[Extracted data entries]
########

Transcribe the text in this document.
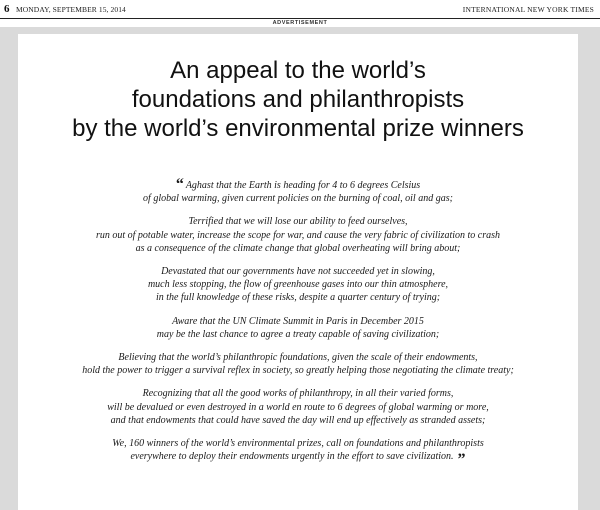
6 MONDAY, SEPTEMBER 15, 2014	INTERNATIONAL NEW YORK TIMES
ADVERTISEMENT
An appeal to the world’s
foundations and philanthropists
by the world’s environmental prize winners
“ Aghast that the Earth is heading for 4 to 6 degrees Celsius
of global warming, given current policies on the burning of coal, oil and gas;
Terrified that we will lose our ability to feed ourselves,
run out of potable water, increase the scope for war, and cause the very fabric of civilization to crash
as a consequence of the climate change that global overheating will bring about;
Devastated that our governments have not succeeded yet in slowing,
much less stopping, the flow of greenhouse gases into our thin atmosphere,
in the full knowledge of these risks, despite a quarter century of trying;
Aware that the UN Climate Summit in Paris in December 2015
may be the last chance to agree a treaty capable of saving civilization;
Believing that the world’s philanthropic foundations, given the scale of their endowments,
hold the power to trigger a survival reflex in society, so greatly helping those negotiating the climate treaty;
Recognizing that all the good works of philanthropy, in all their varied forms,
will be devalued or even destroyed in a world en route to 6 degrees of global warming or more,
and that endowments that could have saved the day will end up effectively as stranded assets;
We, 160 winners of the world’s environmental prizes, call on foundations and philanthropists
everywhere to deploy their endowments urgently in the effort to save civilization. ”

########

◆ DIRECTIONS FOR THIS TASK
Would you set down the listing exactly, omitting pictures?

◆ CORRECT RESULT
Transcribe the text in this document.
6 MONDAY, SEPTEMBER 15, 2014	INTERNATIONAL NEW YORK TIMES
ADVERTISEMENT
An appeal to the world’s
foundations and philanthropists
by the world’s environmental prize winners
“ Aghast that the Earth is heading for 4 to 6 degrees Celsius
of global warming, given current policies on the burning of coal, oil and gas;
Terrified that we will lose our ability to feed ourselves,
run out of potable water, increase the scope for war, and cause the very fabric of civilization to crash
as a consequence of the climate change that global overheating will bring about;
Devastated that our governments have not succeeded yet in slowing,
much less stopping, the flow of greenhouse gases into our thin atmosphere,
in the full knowledge of these risks, despite a quarter century of trying;
Aware that the UN Climate Summit in Paris in December 2015
may be the last chance to agree a treaty capable of saving civilization;
Believing that the world’s philanthropic foundations, given the scale of their endowments,
hold the power to trigger a survival reflex in society, so greatly helping those negotiating the climate treaty;
Recognizing that all the good works of philanthropy, in all their varied forms,
will be devalued or even destroyed in a world en route to 6 degrees of global warming or more,
and that endowments that could have saved the day will end up effectively as stranded assets;
We, 160 winners of the world’s environmental prizes, call on foundations and philanthropists
everywhere to deploy their endowments urgently in the effort to save civilization. ”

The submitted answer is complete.